• Requirements:
Going through the material below, please gather all lines with the word "JSON" in them.

• Material shown:

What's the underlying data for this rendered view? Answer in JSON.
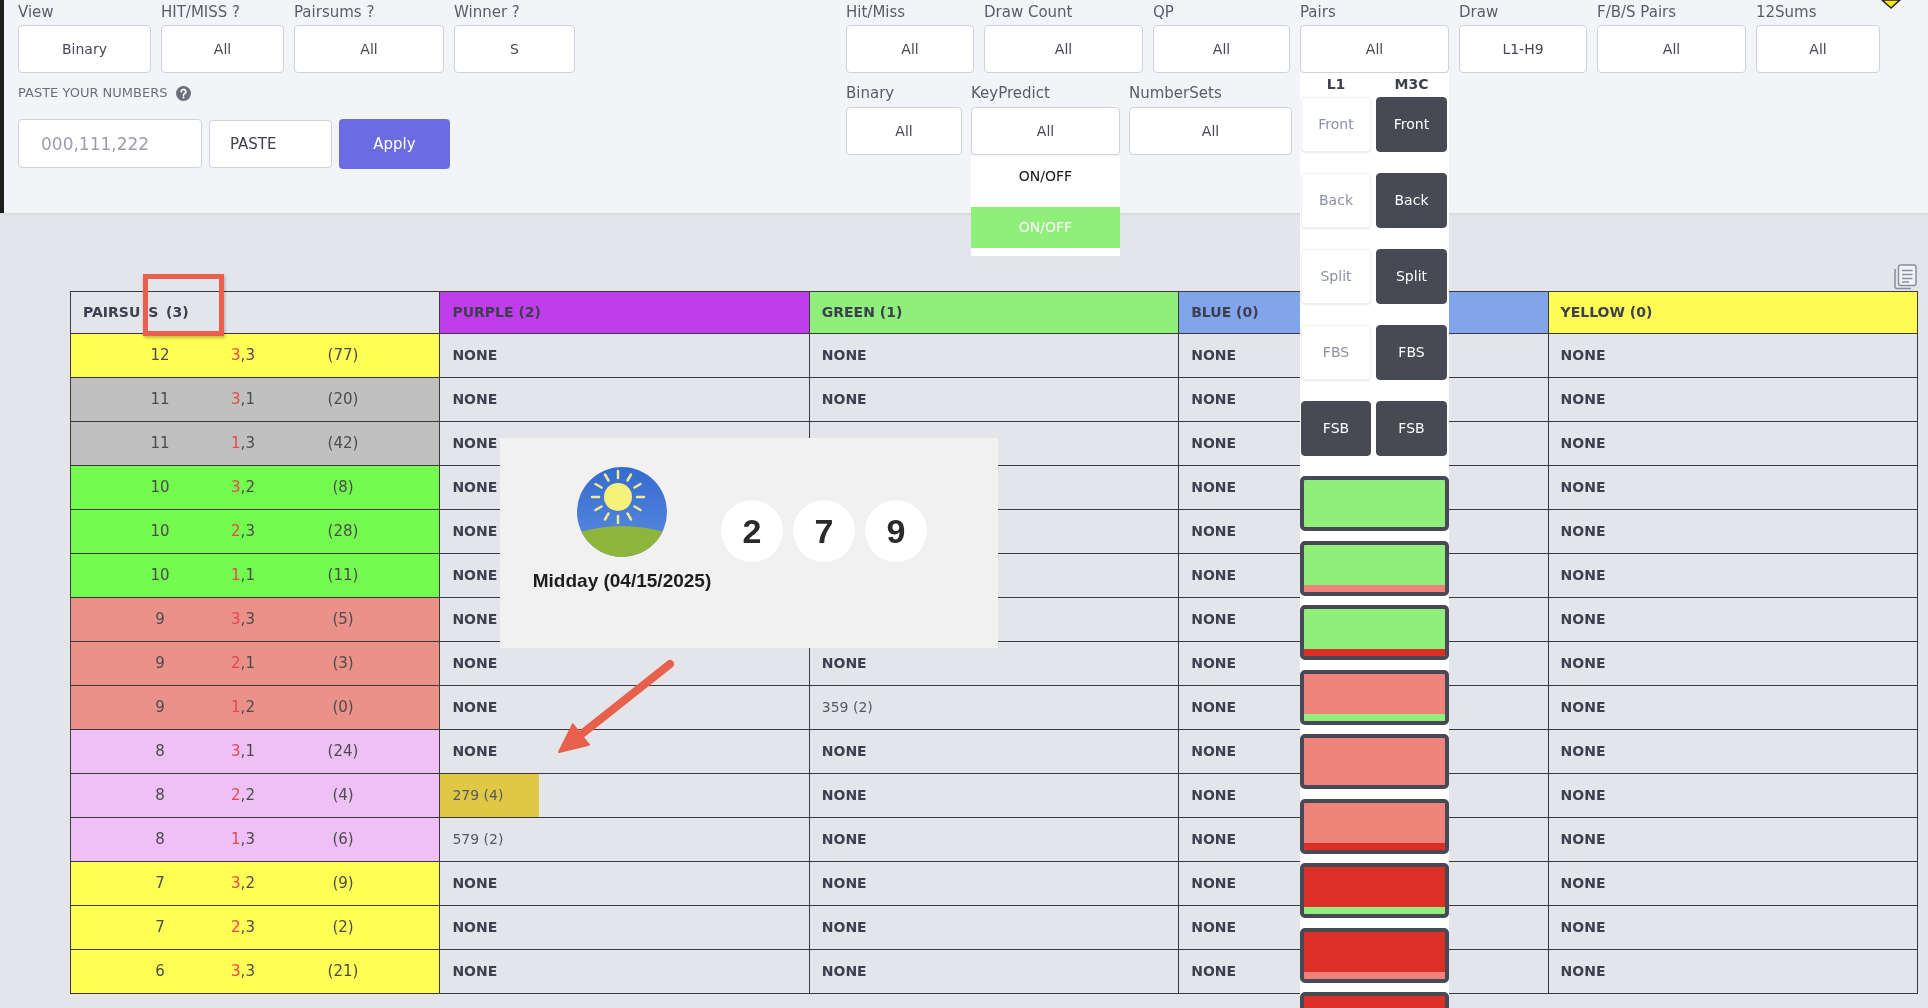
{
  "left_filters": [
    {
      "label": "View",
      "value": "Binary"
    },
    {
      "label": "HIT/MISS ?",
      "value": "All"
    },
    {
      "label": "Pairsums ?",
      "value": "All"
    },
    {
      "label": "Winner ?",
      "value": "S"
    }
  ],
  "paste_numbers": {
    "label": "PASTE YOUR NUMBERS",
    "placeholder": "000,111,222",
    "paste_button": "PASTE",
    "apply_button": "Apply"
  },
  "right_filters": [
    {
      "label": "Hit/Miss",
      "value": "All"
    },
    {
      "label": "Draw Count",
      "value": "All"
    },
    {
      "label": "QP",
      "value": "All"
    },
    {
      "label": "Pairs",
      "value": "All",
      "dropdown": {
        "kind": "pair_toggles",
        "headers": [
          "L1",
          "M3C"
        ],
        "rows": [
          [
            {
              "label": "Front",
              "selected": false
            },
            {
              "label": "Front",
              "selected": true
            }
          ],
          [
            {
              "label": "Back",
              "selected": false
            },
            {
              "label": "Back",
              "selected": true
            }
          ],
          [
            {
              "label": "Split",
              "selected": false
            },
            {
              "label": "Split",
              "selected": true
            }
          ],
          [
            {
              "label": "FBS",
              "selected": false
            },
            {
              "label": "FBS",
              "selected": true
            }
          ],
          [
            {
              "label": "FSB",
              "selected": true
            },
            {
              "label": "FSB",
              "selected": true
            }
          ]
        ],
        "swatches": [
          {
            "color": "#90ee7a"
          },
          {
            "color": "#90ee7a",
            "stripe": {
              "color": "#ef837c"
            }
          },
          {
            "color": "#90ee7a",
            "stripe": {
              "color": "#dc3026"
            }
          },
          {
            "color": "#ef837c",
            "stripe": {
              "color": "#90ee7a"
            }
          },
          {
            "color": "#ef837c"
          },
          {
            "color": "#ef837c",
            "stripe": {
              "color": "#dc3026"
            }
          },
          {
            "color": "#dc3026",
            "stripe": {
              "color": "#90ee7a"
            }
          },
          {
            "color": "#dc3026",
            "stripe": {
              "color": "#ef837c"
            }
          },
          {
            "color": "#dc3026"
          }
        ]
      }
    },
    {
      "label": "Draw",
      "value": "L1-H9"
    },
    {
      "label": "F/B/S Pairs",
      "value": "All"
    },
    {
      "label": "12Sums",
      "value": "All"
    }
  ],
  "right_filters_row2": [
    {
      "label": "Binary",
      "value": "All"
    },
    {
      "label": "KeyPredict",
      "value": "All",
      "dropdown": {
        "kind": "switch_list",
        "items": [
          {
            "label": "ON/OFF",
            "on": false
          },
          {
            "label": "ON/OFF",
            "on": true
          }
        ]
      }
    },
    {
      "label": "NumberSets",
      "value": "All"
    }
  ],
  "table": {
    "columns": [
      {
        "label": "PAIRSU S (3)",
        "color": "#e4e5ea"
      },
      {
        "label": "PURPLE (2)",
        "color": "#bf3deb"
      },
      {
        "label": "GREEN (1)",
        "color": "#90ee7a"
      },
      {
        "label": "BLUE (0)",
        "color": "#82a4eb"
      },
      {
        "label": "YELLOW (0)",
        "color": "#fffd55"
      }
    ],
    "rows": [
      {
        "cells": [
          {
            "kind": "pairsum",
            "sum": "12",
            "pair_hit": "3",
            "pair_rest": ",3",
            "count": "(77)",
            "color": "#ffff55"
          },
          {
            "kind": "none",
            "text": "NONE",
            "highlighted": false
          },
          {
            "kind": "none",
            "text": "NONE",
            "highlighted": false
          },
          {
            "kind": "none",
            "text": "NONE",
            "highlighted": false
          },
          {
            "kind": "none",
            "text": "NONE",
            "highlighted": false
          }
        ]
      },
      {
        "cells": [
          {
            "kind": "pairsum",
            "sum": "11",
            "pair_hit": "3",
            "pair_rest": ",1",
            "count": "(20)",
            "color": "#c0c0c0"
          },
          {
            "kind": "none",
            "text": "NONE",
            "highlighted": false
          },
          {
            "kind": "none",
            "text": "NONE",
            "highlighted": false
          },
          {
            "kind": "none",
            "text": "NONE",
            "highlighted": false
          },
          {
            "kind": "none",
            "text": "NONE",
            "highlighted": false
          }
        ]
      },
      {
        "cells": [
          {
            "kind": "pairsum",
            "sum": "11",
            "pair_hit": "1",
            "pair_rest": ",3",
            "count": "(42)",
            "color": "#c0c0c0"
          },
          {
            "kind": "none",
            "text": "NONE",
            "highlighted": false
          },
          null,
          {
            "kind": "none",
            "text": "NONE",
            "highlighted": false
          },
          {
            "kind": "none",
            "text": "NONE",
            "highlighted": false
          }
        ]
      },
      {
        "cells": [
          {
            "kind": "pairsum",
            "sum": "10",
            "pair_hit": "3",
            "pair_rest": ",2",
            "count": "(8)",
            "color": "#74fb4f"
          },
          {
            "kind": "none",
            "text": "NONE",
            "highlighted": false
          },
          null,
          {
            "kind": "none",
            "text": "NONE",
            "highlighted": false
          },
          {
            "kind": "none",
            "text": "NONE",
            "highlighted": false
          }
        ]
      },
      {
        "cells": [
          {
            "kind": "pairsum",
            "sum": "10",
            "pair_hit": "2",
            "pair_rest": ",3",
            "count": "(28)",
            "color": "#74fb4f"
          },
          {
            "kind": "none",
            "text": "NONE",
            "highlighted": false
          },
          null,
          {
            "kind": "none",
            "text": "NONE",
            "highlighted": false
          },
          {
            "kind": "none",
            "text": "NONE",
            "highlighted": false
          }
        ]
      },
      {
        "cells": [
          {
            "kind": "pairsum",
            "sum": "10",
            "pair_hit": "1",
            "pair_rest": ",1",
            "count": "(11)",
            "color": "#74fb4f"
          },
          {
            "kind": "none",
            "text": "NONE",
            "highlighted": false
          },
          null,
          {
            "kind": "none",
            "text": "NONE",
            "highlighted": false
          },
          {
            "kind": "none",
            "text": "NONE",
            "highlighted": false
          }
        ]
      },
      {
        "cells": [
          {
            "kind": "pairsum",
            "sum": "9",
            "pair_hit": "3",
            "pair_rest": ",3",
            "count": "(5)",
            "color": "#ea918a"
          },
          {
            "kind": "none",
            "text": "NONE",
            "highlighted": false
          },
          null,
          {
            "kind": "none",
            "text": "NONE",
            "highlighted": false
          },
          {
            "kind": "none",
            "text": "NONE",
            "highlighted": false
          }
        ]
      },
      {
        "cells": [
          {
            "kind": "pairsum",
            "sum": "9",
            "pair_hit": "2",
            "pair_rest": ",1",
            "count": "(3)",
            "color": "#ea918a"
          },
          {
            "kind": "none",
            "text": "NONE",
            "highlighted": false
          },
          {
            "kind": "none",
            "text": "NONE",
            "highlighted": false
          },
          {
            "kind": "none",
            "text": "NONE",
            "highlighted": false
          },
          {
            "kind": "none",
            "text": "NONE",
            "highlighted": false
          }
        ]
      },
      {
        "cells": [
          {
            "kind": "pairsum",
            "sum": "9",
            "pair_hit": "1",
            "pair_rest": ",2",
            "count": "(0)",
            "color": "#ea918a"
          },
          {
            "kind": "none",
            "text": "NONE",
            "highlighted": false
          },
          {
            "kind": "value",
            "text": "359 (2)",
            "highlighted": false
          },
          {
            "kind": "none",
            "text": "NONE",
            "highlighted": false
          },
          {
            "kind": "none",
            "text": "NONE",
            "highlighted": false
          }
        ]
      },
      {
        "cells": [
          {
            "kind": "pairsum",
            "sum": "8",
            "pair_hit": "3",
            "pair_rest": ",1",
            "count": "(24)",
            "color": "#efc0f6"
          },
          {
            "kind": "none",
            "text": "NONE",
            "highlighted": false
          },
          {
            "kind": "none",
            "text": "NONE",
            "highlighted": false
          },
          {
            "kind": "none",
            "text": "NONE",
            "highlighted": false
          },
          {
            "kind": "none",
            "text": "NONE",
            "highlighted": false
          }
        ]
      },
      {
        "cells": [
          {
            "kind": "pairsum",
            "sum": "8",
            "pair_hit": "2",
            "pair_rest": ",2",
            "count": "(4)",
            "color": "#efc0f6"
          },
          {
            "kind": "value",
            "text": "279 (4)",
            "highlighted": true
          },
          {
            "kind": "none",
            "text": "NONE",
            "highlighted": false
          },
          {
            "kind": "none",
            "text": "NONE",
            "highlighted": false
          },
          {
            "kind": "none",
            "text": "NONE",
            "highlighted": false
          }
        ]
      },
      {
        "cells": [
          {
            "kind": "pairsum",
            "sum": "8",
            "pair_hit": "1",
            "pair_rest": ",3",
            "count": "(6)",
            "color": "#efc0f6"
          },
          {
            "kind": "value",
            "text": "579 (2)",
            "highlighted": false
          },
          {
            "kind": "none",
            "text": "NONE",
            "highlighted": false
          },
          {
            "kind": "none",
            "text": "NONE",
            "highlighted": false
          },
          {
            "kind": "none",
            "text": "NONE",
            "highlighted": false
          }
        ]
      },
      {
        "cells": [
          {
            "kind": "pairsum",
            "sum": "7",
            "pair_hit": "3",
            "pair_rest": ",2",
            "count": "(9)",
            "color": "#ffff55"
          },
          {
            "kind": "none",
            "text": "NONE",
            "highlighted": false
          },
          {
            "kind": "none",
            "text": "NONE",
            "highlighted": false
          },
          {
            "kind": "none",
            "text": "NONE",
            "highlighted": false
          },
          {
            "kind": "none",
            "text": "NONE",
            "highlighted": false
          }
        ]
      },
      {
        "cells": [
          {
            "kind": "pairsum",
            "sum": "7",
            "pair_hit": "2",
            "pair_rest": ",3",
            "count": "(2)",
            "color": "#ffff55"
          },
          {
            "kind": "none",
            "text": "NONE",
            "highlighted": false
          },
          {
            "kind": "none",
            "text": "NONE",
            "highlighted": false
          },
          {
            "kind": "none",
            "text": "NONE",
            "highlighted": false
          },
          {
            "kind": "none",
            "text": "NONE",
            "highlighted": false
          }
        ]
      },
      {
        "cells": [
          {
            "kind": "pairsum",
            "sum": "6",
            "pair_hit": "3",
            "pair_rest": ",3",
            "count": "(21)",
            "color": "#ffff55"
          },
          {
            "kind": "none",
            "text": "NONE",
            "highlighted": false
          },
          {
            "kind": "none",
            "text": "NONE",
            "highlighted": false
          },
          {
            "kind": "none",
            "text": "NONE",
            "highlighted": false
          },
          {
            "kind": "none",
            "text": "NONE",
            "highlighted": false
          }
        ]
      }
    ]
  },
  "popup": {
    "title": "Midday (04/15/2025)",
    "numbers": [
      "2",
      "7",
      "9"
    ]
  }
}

--

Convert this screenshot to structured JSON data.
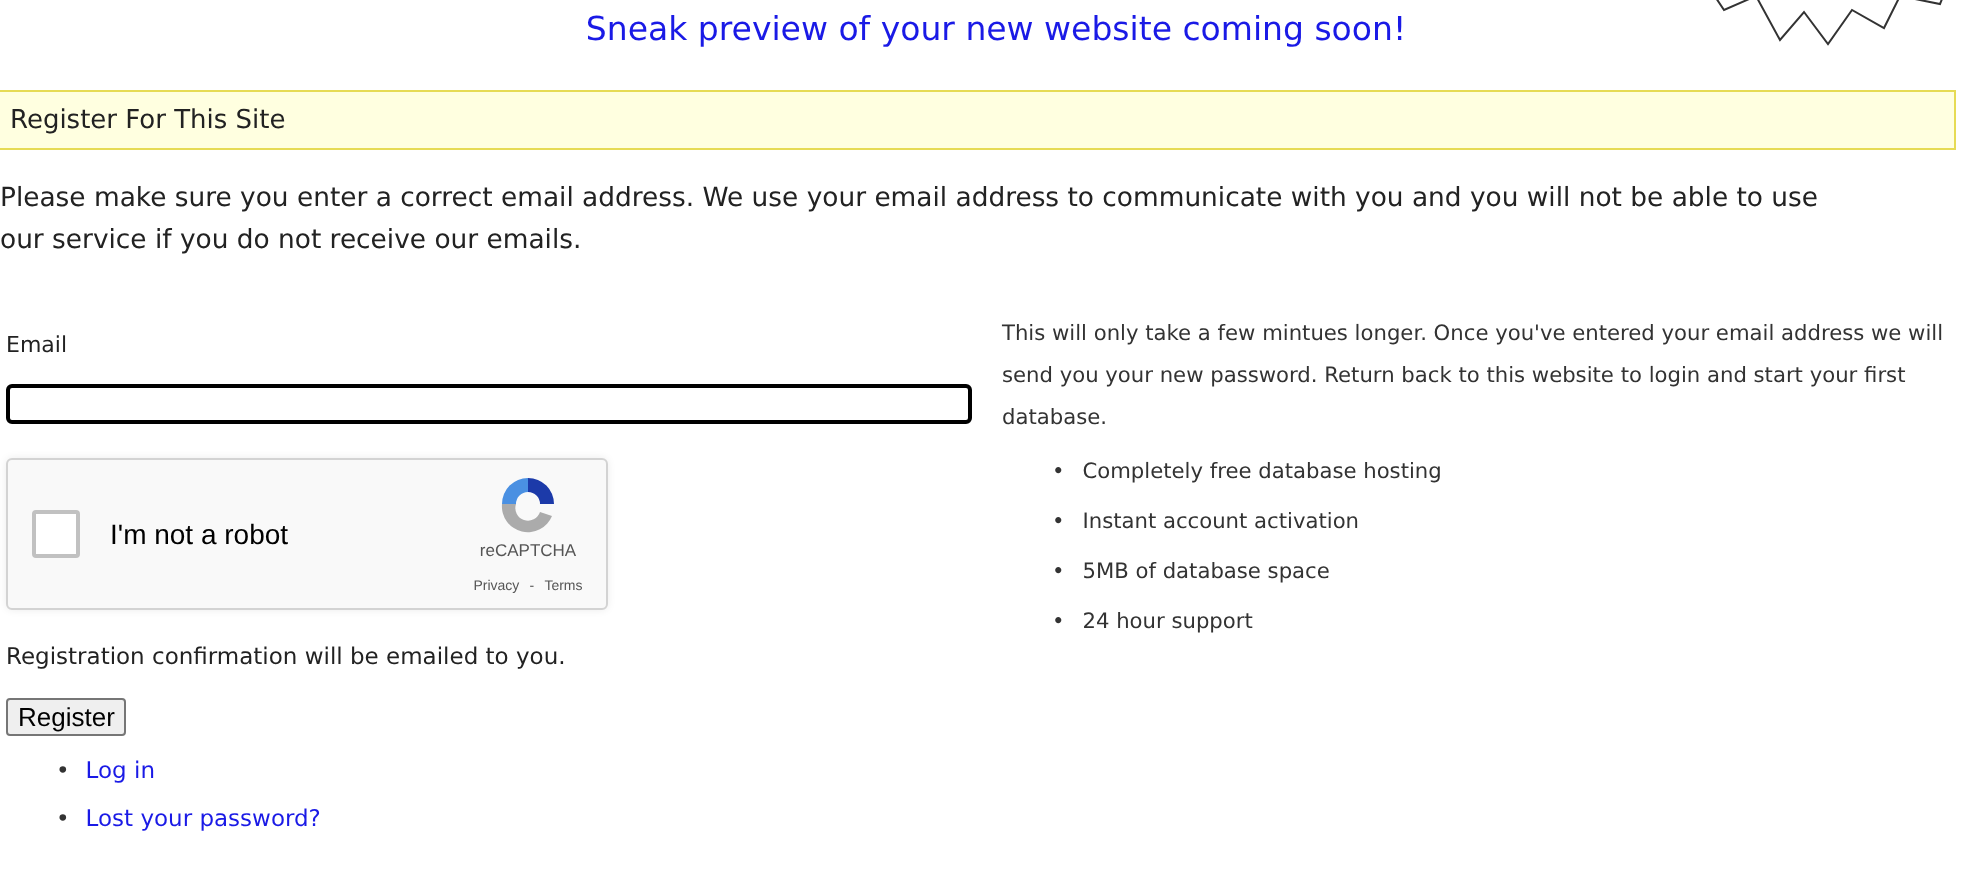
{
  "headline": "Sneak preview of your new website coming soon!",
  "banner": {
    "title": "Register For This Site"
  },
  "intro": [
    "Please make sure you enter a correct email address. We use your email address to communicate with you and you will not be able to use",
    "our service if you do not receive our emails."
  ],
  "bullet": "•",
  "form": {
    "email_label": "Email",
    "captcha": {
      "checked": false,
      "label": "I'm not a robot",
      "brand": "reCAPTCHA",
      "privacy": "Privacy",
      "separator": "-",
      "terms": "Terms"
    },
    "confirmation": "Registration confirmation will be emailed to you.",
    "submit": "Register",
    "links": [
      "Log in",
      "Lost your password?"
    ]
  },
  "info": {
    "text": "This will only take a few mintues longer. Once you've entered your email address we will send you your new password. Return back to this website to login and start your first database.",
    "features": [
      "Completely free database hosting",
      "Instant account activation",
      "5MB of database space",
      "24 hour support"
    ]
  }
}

* * *

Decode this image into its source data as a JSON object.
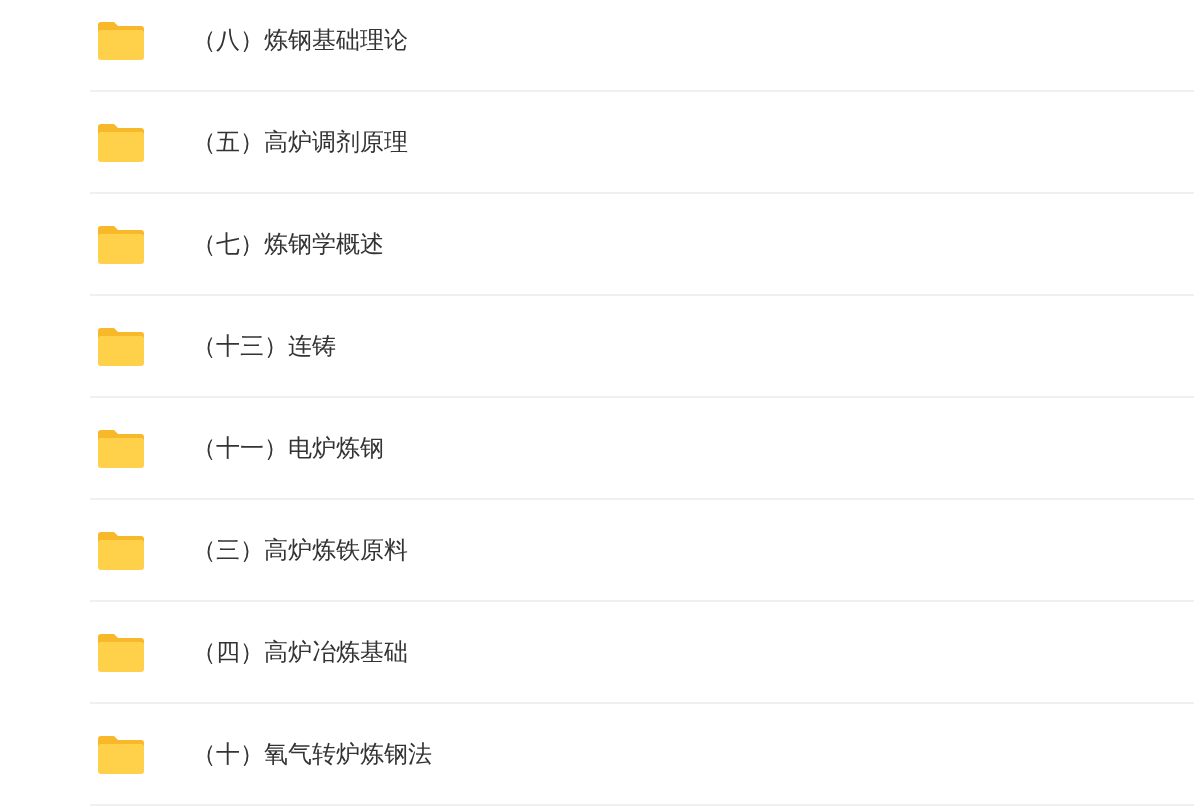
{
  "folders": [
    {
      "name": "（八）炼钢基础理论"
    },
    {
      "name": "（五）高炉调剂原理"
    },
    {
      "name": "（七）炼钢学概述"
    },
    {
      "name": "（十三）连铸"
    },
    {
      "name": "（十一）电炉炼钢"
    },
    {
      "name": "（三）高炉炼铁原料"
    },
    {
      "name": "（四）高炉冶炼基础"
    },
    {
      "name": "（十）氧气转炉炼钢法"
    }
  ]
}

• Solution for this task:
What's the underlying data for this rendered view? Answer in JSON.
Convert this screenshot to structured JSON data.
Decode this image into its source data as a JSON object.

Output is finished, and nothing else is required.